- YOUR TASK
In the data below, find every line that has the string "small", and copy it.

(Collected data entries)
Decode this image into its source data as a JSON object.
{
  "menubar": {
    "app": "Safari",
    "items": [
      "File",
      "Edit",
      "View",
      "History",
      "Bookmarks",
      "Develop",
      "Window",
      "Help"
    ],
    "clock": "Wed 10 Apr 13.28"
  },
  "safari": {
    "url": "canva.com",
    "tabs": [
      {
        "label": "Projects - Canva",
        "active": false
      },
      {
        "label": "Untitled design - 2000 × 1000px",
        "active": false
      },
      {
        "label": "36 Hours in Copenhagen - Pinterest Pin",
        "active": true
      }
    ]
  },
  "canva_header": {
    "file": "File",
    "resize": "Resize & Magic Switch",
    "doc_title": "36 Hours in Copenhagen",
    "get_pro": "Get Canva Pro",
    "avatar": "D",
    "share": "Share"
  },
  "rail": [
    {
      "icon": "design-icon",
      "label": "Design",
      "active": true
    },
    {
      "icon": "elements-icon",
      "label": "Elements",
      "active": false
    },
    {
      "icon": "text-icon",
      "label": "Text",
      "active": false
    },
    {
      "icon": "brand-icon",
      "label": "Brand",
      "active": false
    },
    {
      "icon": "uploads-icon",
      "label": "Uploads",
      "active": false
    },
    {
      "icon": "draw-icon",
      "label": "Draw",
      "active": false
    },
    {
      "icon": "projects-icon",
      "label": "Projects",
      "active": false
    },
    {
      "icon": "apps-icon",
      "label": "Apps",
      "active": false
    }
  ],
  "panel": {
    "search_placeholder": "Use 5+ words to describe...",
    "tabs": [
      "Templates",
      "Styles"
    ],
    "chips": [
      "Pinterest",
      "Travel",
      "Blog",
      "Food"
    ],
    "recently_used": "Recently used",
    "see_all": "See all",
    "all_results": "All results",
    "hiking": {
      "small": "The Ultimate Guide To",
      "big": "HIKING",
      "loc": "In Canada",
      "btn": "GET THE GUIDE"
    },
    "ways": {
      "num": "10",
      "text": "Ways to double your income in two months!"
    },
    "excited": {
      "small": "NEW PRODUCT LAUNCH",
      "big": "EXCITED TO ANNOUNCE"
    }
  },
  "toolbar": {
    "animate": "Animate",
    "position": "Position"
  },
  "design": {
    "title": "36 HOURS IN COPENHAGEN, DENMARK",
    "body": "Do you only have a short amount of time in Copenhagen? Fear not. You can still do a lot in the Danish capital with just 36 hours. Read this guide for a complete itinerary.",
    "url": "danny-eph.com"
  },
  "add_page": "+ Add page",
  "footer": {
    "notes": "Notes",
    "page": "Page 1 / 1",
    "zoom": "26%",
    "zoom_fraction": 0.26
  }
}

- FULL SOLUTION
      "small": "The Ultimate Guide To",
      "small": "NEW PRODUCT LAUNCH",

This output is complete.